TAREAS:
**a)** Cambia «ganga mineral» por «matriz mineral» y vuelve a escribir el pasaje del texto sobre la edad de las rocas que empieza con las palabras «Conforme el material» y acaba con «de su origen.».
**b)** Sigue escribiendo el texto sobre la edad de las rocas a partir de su última oración.

TEXTO SELECCIONADO:

┌──

LA EDAD DE LAS ROCAS

Si conforme antes preguntábamos al químico por la edad de los átomos, interrogáramos ahora a un geólogo sobre la edad de las rocas que forman la corteza de nuestro globo, este especialista nos diría que la edad de varias rocas —esto es, el tiempo transcurrido desde su primitivo estado de fusión hasta su estado de solidificación— puede ser estimada con gran precisión por el llamado «método del reloj radiactivo». Este método, originariamente desarrollado por lord Rutherford, está basado en la determinación del plomo contenido en varios minerales radiactivos, como la pecblenda y la uraninita. El hecho importante es que la desintegración natural de los materiales radiactivos da por resultado la formación de los llamados isótopos radiogenéticos del plomo. La desintegración del torio da lugar al isótopo del plomo Pb208, mientras que los dos isótopos del uranio producen Pb207 y Pb206. Estos isótopos radiogenéticos del plomo se distinguen de su compañero el plomo natural, Pb204, en que éste no es el producto de la desintegración de ningún elemento natural radiactivo.

Conforme el material rocoso se fundió hasta llegar al estado actual en que hoy lo encontramos en el interior de la tierra, se fueron produciendo varios procesos físicos y químicos que pudieron separar el plomo recientemente formado de la sustancia madre, aunque, una vez que se solidificó este material y se formó la ganga mineral, el plomo radiogenético permaneció en el lugar de su origen.

Y por esto a un período mayor de solidificación de las rocas debe corresponder una mayor cantidad de plomo depositado para una determinada cantidad de sustancia radiactiva. De aquí deducimos que si se miden las cantidades relativas de los isótopos radiogenéticos del plomo y las de aquellas sustancias radiactivas que son capaces de producir plomo (es decir, las relaciones Pb208/Th232, Pb207/U235 y Pb206/U238), se puede calcular el tiempo que ha tardado un mineral radiactivo en formarse conociendo aquellas velocidades de desintegración, bien sea con una sola fórmula, bien con las tres que suelen coincidir. Al aplicar este método a los depósitos de rocas radiactivas que pertenecen a diferentes eras geológicas, se alcanzan resultados como los que se muestran en el cuadro siguiente:

Los dos minerales últimos son los más viejos que se hallaron hasta la fecha, y por su edad podemos deducir que la corteza terrestre cuenta por lo menos con una antigüedad de 2,7 billones de años.

└──

REGISTROS PROPORCIONADOS:
┌──

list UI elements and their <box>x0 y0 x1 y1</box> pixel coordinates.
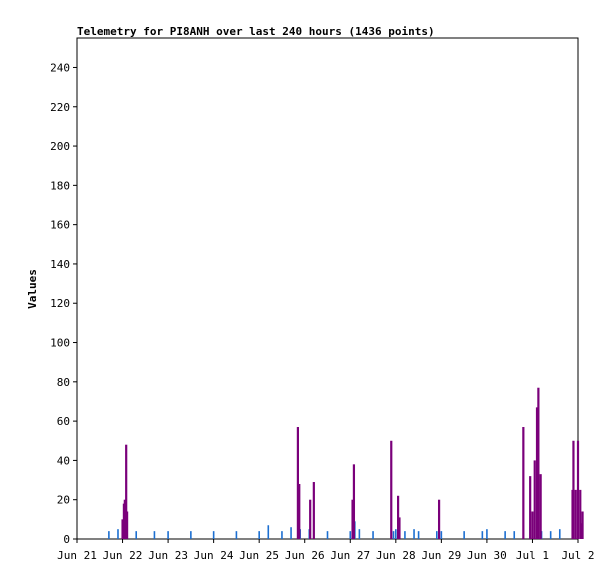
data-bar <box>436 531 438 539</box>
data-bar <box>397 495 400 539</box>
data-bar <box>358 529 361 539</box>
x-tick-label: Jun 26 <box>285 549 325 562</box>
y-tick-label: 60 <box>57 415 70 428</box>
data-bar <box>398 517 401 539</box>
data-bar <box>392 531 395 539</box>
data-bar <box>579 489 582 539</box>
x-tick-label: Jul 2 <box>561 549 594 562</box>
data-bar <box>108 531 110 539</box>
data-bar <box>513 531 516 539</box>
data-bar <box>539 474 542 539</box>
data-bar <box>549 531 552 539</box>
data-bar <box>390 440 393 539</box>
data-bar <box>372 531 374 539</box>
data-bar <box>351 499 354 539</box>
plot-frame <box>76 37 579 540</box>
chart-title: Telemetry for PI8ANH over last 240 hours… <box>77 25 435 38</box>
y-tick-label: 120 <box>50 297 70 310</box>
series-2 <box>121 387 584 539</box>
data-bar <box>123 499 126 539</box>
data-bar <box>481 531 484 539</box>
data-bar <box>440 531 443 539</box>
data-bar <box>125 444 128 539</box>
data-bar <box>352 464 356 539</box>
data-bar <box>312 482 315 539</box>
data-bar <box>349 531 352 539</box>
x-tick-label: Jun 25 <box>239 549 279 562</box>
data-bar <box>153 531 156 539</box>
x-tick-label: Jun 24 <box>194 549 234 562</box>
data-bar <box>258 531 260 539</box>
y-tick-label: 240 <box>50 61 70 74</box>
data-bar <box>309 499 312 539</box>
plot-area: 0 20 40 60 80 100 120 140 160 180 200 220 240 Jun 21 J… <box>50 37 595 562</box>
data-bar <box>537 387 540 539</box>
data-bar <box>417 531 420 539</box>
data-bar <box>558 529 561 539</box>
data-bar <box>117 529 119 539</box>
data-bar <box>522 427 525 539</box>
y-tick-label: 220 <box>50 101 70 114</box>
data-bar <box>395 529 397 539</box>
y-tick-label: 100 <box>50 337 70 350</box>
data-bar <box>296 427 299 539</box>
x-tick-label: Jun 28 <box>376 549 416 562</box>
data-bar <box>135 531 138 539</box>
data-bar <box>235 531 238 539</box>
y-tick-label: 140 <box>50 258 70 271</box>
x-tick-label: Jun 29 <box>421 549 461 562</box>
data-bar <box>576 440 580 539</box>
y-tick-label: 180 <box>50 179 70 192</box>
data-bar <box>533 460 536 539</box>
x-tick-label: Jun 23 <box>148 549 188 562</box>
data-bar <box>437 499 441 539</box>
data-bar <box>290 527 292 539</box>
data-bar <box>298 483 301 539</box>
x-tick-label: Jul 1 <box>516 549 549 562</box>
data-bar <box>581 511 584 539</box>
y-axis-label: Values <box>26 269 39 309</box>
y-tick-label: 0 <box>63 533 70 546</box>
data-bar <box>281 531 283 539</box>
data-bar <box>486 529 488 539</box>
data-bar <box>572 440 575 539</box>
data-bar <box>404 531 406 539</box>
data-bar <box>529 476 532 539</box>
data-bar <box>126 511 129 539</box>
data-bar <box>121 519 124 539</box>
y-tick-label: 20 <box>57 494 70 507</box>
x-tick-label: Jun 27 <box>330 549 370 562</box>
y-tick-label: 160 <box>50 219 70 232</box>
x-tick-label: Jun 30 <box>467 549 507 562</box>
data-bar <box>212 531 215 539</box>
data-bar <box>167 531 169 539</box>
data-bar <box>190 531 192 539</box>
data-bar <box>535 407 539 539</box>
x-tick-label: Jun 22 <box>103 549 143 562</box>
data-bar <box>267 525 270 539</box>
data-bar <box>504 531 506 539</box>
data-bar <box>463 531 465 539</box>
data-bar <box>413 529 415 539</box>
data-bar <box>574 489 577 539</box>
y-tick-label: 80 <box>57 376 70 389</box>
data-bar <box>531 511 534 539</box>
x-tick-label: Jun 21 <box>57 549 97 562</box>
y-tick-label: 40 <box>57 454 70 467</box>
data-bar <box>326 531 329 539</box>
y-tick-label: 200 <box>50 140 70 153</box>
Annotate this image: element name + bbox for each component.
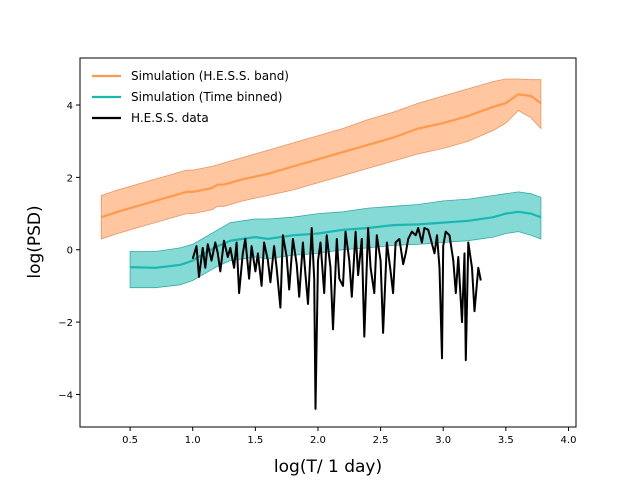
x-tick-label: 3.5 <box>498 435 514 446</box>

└──

RESPUESTAS:
**a)**
Conforme el material rocoso se fundió hasta llegar al estado actual en que hoy lo encontramos en el interior de la tierra, se fueron produciendo varios procesos físicos y químicos que pudieron separar el plomo recientemente formado de la sustancia madre, aunque, una vez que se solidificó este material y se formó la matriz mineral, el plomo radiogenético permaneció en el lugar de su origen.

**b)**
Un método mucho más perfeccionado fue propuesto recientemente por el geólogo británico Arthur Holmes, con el que, dice, puede ir más allá del tiempo de formación de los diferentes depósitos radiactivos y dar una cifra exacta para los materiales que forman la Tierra. Quizá el procedimiento más sencillo para darse idea de este método sea traer a colación la historieta del granjero olvidadizo del Oeste, que recordaba que cierto día de primavera había dejado el ganado al aire libre en las praderas, pero no se acordaba exactamente de la fecha en que lo hizo. Recordaba asimismo que durante el verano había estado reuniendo el ganado de los diferentes prados, alojándolo en corrales recientemente construidos (un corral para cada uno de los prados), pero la fecha de esto también la había olvidado. ¿Existiría para él alguna manera de reconstruir todo lo que había hecho?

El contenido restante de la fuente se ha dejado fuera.